— BEGIN —

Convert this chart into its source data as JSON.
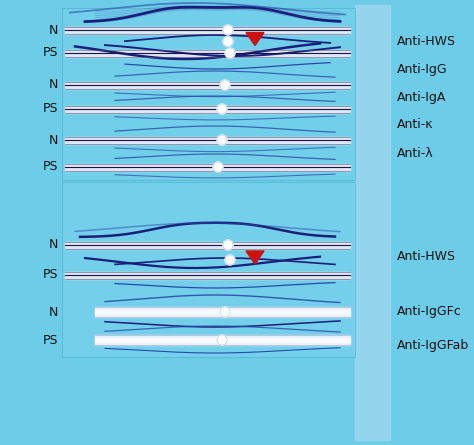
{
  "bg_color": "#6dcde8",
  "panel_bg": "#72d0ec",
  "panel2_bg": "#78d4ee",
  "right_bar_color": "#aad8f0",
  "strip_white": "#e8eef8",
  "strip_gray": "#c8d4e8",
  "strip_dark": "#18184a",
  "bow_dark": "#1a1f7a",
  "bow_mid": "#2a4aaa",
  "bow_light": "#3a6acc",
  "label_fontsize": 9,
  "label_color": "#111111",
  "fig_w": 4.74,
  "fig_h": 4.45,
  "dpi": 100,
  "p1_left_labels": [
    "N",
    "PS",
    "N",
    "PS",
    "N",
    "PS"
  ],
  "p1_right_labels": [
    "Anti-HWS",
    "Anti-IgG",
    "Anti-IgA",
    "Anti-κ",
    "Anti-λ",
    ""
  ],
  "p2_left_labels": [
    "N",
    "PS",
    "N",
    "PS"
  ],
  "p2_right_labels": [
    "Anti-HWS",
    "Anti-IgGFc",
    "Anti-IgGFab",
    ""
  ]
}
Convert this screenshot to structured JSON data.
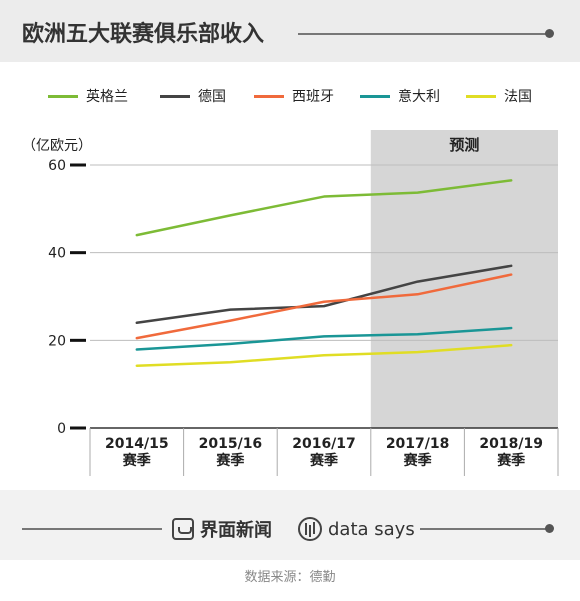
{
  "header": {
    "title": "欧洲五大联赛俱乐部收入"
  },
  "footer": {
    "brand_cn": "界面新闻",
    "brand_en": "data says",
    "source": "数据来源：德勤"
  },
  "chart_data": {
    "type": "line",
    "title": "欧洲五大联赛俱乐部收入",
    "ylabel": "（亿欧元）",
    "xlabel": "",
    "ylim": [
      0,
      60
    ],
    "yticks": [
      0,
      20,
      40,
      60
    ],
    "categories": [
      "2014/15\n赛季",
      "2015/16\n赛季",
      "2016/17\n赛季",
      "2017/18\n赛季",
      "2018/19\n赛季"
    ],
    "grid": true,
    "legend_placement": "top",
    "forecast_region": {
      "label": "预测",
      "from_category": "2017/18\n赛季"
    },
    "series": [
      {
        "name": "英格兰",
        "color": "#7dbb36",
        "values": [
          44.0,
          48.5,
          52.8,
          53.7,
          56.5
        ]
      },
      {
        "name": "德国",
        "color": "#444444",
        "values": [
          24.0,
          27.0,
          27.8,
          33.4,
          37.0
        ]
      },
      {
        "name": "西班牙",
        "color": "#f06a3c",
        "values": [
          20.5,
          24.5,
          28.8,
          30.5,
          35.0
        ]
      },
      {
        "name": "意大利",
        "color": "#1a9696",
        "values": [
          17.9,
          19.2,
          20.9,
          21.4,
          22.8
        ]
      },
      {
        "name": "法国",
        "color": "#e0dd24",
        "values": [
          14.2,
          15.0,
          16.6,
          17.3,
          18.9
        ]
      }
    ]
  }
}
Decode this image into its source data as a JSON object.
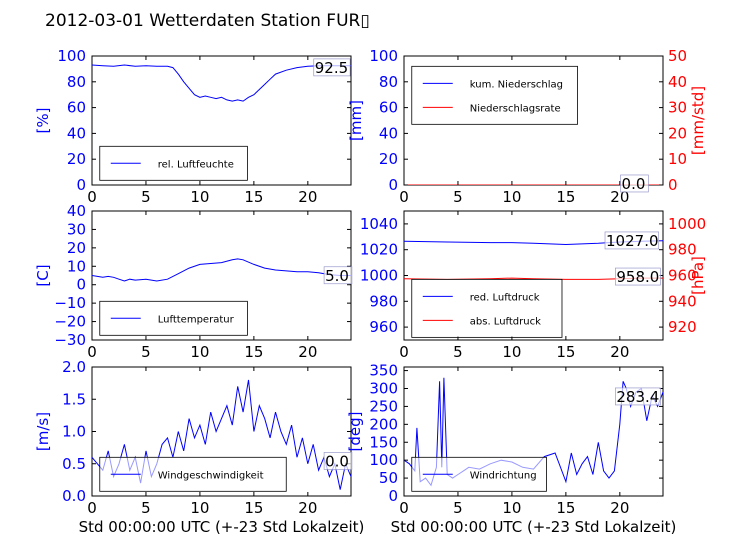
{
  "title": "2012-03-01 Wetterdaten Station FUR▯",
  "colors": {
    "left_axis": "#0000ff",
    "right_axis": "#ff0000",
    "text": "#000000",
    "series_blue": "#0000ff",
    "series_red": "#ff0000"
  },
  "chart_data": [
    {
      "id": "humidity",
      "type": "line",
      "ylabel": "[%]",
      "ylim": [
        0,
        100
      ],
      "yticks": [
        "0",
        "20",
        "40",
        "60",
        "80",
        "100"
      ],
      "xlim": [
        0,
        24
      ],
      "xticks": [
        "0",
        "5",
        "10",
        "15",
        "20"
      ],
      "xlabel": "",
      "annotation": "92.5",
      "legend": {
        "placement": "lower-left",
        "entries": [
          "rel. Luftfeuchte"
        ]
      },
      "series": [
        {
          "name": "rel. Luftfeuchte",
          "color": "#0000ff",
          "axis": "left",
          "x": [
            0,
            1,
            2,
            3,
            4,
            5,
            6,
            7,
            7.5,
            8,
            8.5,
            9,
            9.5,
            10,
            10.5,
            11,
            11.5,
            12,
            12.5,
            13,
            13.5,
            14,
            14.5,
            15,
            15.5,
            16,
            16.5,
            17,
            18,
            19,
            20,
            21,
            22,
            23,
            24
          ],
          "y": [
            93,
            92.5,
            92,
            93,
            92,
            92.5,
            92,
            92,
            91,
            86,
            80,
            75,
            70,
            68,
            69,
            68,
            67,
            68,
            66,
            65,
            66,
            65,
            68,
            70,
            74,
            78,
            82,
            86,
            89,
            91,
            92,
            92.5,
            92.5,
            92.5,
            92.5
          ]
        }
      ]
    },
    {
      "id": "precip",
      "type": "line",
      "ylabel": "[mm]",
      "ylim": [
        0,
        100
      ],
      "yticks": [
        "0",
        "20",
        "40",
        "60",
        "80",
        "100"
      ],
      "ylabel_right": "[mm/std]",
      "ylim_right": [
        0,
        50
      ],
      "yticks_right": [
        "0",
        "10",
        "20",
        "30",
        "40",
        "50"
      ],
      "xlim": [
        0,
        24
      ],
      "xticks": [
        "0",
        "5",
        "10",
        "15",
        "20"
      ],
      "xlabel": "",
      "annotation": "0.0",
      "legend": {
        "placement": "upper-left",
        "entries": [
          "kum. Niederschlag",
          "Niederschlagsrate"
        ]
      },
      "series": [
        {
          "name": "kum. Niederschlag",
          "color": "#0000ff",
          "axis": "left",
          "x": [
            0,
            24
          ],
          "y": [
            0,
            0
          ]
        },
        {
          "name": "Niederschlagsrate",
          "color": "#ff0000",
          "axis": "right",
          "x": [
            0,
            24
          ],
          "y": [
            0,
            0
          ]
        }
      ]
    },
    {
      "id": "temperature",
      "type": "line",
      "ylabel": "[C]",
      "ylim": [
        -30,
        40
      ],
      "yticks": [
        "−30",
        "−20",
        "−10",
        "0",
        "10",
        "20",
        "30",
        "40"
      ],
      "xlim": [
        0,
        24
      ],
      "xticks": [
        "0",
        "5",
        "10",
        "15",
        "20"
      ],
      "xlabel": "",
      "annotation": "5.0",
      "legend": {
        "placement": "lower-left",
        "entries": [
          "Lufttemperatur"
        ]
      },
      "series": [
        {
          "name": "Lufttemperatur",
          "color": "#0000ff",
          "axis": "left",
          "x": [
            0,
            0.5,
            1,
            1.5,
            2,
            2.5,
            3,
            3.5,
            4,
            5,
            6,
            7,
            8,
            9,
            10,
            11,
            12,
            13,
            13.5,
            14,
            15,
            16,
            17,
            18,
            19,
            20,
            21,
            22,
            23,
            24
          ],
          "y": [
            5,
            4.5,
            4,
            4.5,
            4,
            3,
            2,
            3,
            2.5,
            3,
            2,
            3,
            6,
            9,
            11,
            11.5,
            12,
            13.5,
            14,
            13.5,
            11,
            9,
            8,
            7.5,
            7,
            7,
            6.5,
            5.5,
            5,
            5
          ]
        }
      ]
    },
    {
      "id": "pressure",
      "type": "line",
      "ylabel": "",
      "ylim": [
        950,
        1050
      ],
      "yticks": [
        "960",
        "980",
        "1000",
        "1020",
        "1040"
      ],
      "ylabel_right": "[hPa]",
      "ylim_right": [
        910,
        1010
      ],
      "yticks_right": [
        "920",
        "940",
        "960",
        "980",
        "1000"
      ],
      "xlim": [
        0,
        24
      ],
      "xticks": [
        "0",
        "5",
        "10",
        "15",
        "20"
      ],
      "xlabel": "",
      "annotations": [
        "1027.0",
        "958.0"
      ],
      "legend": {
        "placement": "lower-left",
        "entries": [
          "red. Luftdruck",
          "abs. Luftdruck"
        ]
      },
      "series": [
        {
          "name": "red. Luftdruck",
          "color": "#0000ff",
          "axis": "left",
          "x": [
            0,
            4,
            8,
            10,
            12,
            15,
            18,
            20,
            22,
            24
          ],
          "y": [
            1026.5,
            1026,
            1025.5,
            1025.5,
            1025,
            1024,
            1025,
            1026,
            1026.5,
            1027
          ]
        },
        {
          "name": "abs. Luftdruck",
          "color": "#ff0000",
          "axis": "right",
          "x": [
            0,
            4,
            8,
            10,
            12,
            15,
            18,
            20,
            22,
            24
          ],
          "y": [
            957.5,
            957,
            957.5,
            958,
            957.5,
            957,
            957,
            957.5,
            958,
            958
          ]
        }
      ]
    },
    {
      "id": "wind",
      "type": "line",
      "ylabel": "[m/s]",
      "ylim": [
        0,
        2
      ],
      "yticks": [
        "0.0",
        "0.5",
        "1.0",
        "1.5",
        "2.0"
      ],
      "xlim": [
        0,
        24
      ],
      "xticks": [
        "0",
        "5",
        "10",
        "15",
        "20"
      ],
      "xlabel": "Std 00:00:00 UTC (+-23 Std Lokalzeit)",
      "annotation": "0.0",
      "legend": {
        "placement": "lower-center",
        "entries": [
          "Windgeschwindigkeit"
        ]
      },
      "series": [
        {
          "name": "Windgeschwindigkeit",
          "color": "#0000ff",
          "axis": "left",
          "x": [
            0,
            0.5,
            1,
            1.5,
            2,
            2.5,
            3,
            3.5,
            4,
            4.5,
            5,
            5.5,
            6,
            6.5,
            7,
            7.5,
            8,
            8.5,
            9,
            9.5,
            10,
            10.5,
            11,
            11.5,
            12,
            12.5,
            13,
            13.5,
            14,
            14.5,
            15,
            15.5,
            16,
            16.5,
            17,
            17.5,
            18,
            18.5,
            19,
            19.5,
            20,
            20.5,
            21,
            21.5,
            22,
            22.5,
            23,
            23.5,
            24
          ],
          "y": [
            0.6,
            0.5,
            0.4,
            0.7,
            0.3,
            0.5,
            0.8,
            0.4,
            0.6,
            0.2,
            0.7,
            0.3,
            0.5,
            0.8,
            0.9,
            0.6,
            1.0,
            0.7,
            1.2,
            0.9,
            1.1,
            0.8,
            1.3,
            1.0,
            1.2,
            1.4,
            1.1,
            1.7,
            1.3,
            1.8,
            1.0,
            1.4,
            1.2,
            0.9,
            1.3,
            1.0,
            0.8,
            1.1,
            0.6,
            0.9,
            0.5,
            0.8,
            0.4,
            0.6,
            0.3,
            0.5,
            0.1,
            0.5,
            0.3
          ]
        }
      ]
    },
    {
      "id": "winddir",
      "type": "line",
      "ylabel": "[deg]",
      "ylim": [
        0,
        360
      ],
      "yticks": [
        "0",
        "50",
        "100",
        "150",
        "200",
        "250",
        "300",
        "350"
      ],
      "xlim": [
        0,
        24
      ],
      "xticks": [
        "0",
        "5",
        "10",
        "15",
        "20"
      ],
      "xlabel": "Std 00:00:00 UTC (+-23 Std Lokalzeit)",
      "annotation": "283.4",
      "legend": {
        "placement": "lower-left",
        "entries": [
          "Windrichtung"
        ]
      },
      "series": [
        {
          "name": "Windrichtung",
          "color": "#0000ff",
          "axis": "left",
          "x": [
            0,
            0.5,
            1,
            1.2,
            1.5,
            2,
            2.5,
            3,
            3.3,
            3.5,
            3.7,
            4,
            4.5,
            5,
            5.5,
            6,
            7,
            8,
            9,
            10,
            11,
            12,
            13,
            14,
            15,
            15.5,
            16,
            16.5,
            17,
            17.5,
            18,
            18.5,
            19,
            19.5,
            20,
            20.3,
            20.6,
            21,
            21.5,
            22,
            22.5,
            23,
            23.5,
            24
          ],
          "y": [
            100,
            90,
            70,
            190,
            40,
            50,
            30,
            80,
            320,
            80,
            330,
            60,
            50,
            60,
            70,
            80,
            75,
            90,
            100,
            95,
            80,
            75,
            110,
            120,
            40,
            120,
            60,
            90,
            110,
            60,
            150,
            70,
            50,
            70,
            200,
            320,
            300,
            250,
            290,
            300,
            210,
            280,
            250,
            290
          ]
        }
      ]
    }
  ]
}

— END —
— BEGIN —

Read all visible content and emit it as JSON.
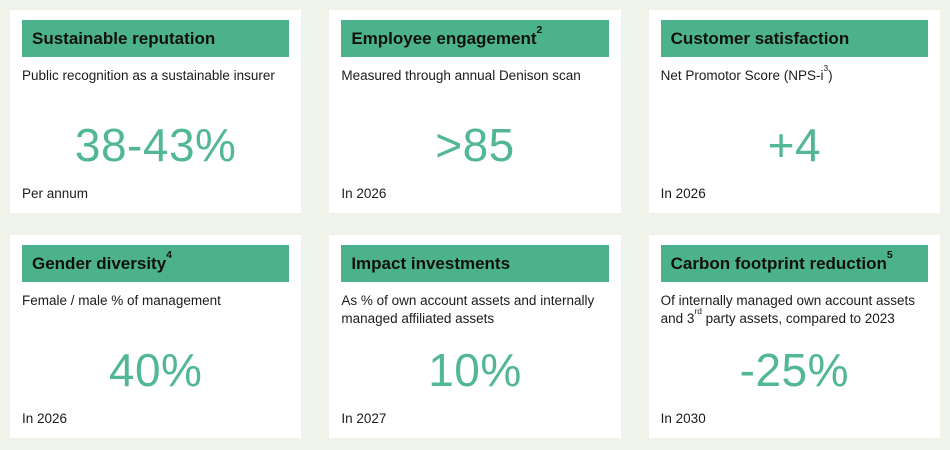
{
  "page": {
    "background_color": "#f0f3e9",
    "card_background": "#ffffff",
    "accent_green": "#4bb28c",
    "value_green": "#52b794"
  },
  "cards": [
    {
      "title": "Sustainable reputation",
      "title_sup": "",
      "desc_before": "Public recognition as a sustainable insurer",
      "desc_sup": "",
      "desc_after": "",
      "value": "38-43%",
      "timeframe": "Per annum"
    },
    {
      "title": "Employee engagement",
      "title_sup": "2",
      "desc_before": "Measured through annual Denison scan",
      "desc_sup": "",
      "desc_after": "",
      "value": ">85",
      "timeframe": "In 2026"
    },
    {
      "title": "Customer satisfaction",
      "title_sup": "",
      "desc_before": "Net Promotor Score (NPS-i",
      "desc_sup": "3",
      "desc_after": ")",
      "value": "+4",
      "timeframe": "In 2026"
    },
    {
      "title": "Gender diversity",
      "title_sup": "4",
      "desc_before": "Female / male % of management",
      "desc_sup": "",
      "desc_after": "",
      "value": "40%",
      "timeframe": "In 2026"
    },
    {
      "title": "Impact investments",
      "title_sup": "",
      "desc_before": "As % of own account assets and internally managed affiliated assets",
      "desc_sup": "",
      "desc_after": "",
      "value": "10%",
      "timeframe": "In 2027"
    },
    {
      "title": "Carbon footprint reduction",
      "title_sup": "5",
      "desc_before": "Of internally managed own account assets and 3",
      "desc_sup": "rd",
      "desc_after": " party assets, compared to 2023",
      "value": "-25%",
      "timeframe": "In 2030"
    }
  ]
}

— END —
— BEGIN —

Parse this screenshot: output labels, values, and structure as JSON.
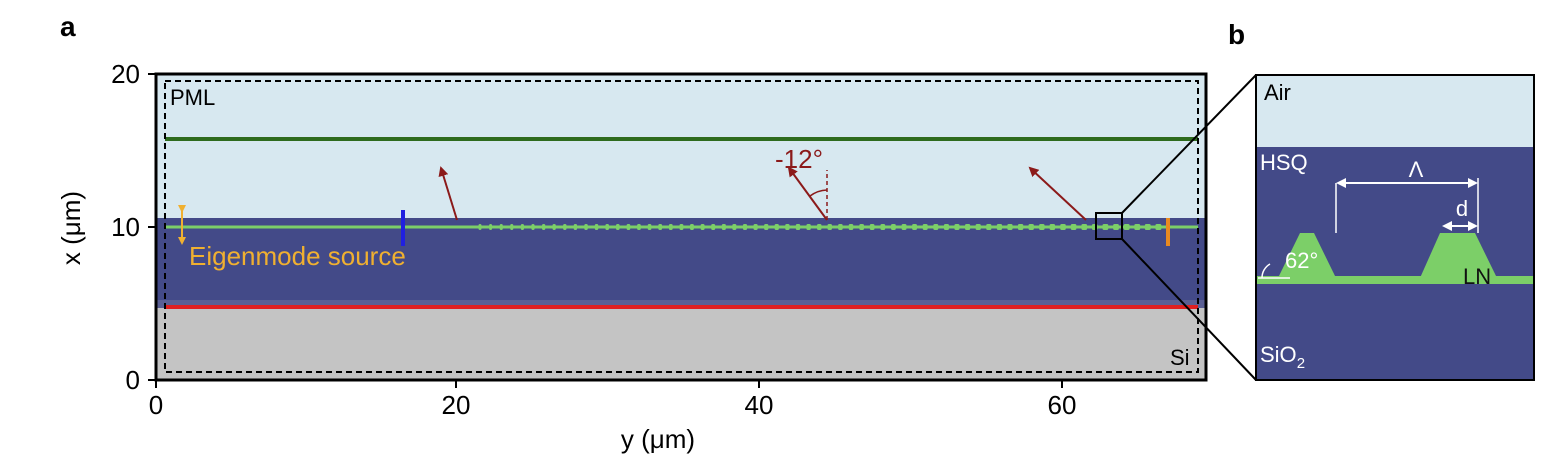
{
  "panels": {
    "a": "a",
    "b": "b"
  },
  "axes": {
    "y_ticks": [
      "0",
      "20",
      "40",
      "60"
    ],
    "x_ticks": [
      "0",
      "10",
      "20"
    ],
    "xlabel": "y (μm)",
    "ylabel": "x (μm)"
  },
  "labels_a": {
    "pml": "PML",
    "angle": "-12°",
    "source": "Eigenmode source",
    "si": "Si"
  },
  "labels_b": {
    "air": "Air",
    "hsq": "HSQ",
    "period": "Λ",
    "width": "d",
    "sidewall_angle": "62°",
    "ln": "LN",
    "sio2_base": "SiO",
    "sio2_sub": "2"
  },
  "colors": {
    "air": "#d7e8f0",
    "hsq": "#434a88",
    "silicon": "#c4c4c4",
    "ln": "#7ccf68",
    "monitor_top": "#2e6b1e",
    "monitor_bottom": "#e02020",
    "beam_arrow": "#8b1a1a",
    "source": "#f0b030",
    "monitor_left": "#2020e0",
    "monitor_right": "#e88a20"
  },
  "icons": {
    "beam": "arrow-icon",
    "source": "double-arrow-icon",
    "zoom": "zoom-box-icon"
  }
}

— END —

_REQUIREMENTS_:
Copy each line above that contains the word "JSON".

_FINISHED TASK_:
Convert this chart into its source data as JSON.
Convert this screenshot to structured JSON data.
Decode this image into its source data as a JSON object.
Read all visible content and emit it as JSON.
Parse this screenshot: output labels, values, and structure as JSON.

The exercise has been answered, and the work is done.